Exercise description: Return every record below exactly as written, but leave out the pictures.

****

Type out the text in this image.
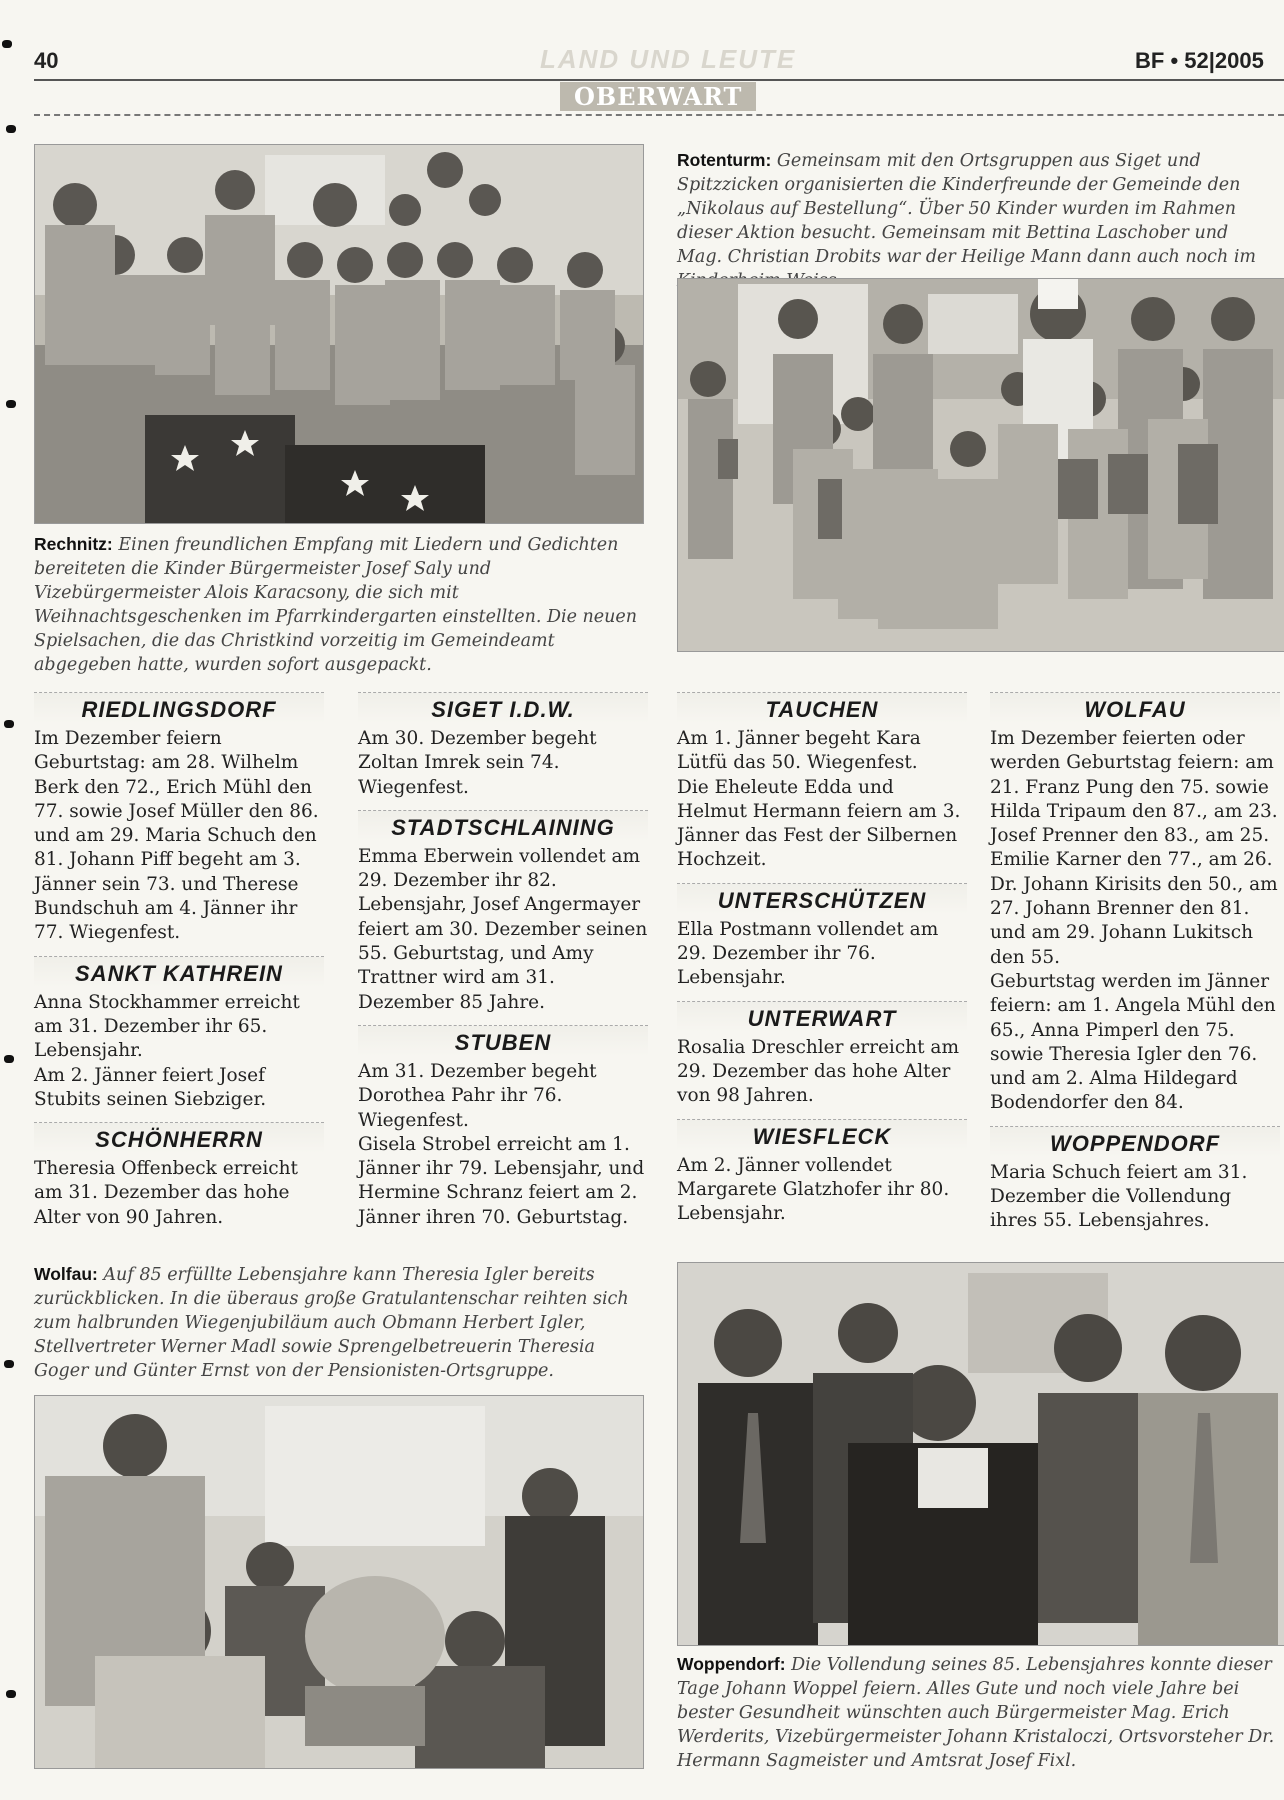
40	LAND UND LEUTE
OBERWART
BF • 52|2005
Rechnitz: Einen freundlichen Empfang mit Liedern und Gedichten bereiteten die Kinder Bürgermeister Josef Saly und Vizebürgermeister Alois Karacsony, die sich mit Weihnachtsgeschenken im Pfarrkindergarten einstellten. Die neuen Spielsachen, die das Christkind vorzeitig im Gemeindeamt abgegeben hatte, wurden sofort ausgepackt.
Rotenturm: Gemeinsam mit den Ortsgruppen aus Siget und Spitzzicken organisierten die Kinderfreunde der Gemeinde den „Nikolaus auf Bestellung“. Über 50 Kinder wurden im Rahmen dieser Aktion besucht. Gemeinsam mit Bettina Laschober und Mag. Christian Drobits war der Heilige Mann dann auch noch im
RIEDLINGSDORF
Im Dezember feiern Geburtstag: am 28. Wilhelm Berk den 72., Erich Mühl den 77. sowie Josef Müller den 86. und am 29. Maria Schuch den 81. Johann Piff begeht am 3. Jänner sein 73. und Therese Bundschuh am 4. Jänner ihr 77. Wiegenfest.
SANKT KATHREIN
Anna Stockhammer erreicht am 31. Dezember ihr 65. Lebensjahr.
Am 2. Jänner feiert Josef Stubits seinen Siebziger.
SCHÖNHERRN
Theresia Offenbeck erreicht am 31. Dezember das hohe Alter von 90 Jahren.
SIGET I.D.W.
Am 30. Dezember begeht Zoltan Imrek sein 74. Wiegenfest.
STADTSCHLAINING
Emma Eberwein vollendet am 29. Dezember ihr 82. Lebensjahr, Josef Angermayer feiert am 30. Dezember seinen 55. Geburtstag, und Amy Trattner wird am 31. Dezember 85 Jahre.
STUBEN
Am 31. Dezember begeht Dorothea Pahr ihr 76. Wiegenfest.
Gisela Strobel erreicht am 1. Jänner ihr 79. Lebensjahr, und Hermine Schranz feiert am 2. Jänner ihren 70. Geburtstag.
TAUCHEN
Am 1. Jänner begeht Kara Lütfü das 50. Wiegenfest.
Die Eheleute Edda und Helmut Hermann feiern am 3. Jänner das Fest der Silbernen Hochzeit.
UNTERSCHÜTZEN
Ella Postmann vollendet am 29. Dezember ihr 76. Lebensjahr.
UNTERWART
Rosalia Dreschler erreicht am 29. Dezember das hohe Alter von 98 Jahren.
WIESFLECK
Am 2. Jänner vollendet Margarete Glatzhofer ihr 80. Lebensjahr.
WOLFAU
Im Dezember feierten oder werden Geburtstag feiern: am 21. Franz Pung den 75. sowie Hilda Tripaum den 87., am 23. Josef Prenner den 83., am 25. Emilie Karner den 77., am 26. Dr. Johann Kirisits den 50., am 27. Johann Brenner den 81. und am 29. Johann Lukitsch den 55.
Geburtstag werden im Jänner feiern: am 1. Angela Mühl den 65., Anna Pimperl den 75. sowie Theresia Igler den 76. und am 2. Alma Hildegard Bodendorfer den 84.
WOPPENDORF
Maria Schuch feiert am 31. Dezember die Vollendung ihres 55. Lebensjahres.
Wolfau: Auf 85 erfüllte Lebensjahre kann Theresia Igler bereits zurückblicken. In die überaus große Gratulantenschar reihten sich zum halbrunden Wiegenjubiläum auch Obmann Herbert Igler, Stellvertreter Werner Madl sowie Sprengelbetreuerin Theresia Goger und Günter Ernst von der Pensionisten-Ortsgruppe.
Woppendorf: Die Vollendung seines 85. Lebensjahres konnte dieser Tage Johann Woppel feiern. Alles Gute und noch viele Jahre bei bester Gesundheit wünschten auch Bürgermeister Mag. Erich Werderits, Vizebürgermeister Johann Kristaloczi, Ortsvorsteher Dr. Hermann Sagmeister und Amtsrat Josef Fixl.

****

Output for this task:
Type out the text in this image.
40	LAND UND LEUTE
OBERWART
BF • 52|2005
Rechnitz: Einen freundlichen Empfang mit Liedern und Gedichten bereiteten die Kinder Bürgermeister Josef Saly und Vizebürgermeister Alois Karacsony, die sich mit Weihnachtsgeschenken im Pfarrkindergarten einstellten. Die neuen Spielsachen, die das Christkind vorzeitig im Gemeindeamt abgegeben hatte, wurden sofort ausgepackt.
Rotenturm: Gemeinsam mit den Ortsgruppen aus Siget und Spitzzicken organisierten die Kinderfreunde der Gemeinde den „Nikolaus auf Bestellung“. Über 50 Kinder wurden im Rahmen dieser Aktion besucht. Gemeinsam mit Bettina Laschober und Mag. Christian Drobits war der Heilige Mann dann auch noch im
RIEDLINGSDORF
Im Dezember feiern Geburtstag: am 28. Wilhelm Berk den 72., Erich Mühl den 77. sowie Josef Müller den 86. und am 29. Maria Schuch den 81. Johann Piff begeht am 3. Jänner sein 73. und Therese Bundschuh am 4. Jänner ihr 77. Wiegenfest.
SANKT KATHREIN
Anna Stockhammer erreicht am 31. Dezember ihr 65. Lebensjahr.
Am 2. Jänner feiert Josef Stubits seinen Siebziger.
SCHÖNHERRN
Theresia Offenbeck erreicht am 31. Dezember das hohe Alter von 90 Jahren.
SIGET I.D.W.
Am 30. Dezember begeht Zoltan Imrek sein 74. Wiegenfest.
STADTSCHLAINING
Emma Eberwein vollendet am 29. Dezember ihr 82. Lebensjahr, Josef Angermayer feiert am 30. Dezember seinen 55. Geburtstag, und Amy Trattner wird am 31. Dezember 85 Jahre.
STUBEN
Am 31. Dezember begeht Dorothea Pahr ihr 76. Wiegenfest.
Gisela Strobel erreicht am 1. Jänner ihr 79. Lebensjahr, und Hermine Schranz feiert am 2. Jänner ihren 70. Geburtstag.
TAUCHEN
Am 1. Jänner begeht Kara Lütfü das 50. Wiegenfest.
Die Eheleute Edda und Helmut Hermann feiern am 3. Jänner das Fest der Silbernen Hochzeit.
UNTERSCHÜTZEN
Ella Postmann vollendet am 29. Dezember ihr 76. Lebensjahr.
UNTERWART
Rosalia Dreschler erreicht am 29. Dezember das hohe Alter von 98 Jahren.
WIESFLECK
Am 2. Jänner vollendet Margarete Glatzhofer ihr 80. Lebensjahr.
WOLFAU
Im Dezember feierten oder werden Geburtstag feiern: am 21. Franz Pung den 75. sowie Hilda Tripaum den 87., am 23. Josef Prenner den 83., am 25. Emilie Karner den 77., am 26. Dr. Johann Kirisits den 50., am 27. Johann Brenner den 81. und am 29. Johann Lukitsch den 55.
Geburtstag werden im Jänner feiern: am 1. Angela Mühl den 65., Anna Pimperl den 75. sowie Theresia Igler den 76. und am 2. Alma Hildegard Bodendorfer den 84.
WOPPENDORF
Maria Schuch feiert am 31. Dezember die Vollendung ihres 55. Lebensjahres.
Wolfau: Auf 85 erfüllte Lebensjahre kann Theresia Igler bereits zurückblicken. In die überaus große Gratulantenschar reihten sich zum halbrunden Wiegenjubiläum auch Obmann Herbert Igler, Stellvertreter Werner Madl sowie Sprengelbetreuerin Theresia Goger und Günter Ernst von der Pensionisten-Ortsgruppe.
Woppendorf: Die Vollendung seines 85. Lebensjahres konnte dieser Tage Johann Woppel feiern. Alles Gute und noch viele Jahre bei bester Gesundheit wünschten auch Bürgermeister Mag. Erich Werderits, Vizebürgermeister Johann Kristaloczi, Ortsvorsteher Dr. Hermann Sagmeister und Amtsrat Josef Fixl.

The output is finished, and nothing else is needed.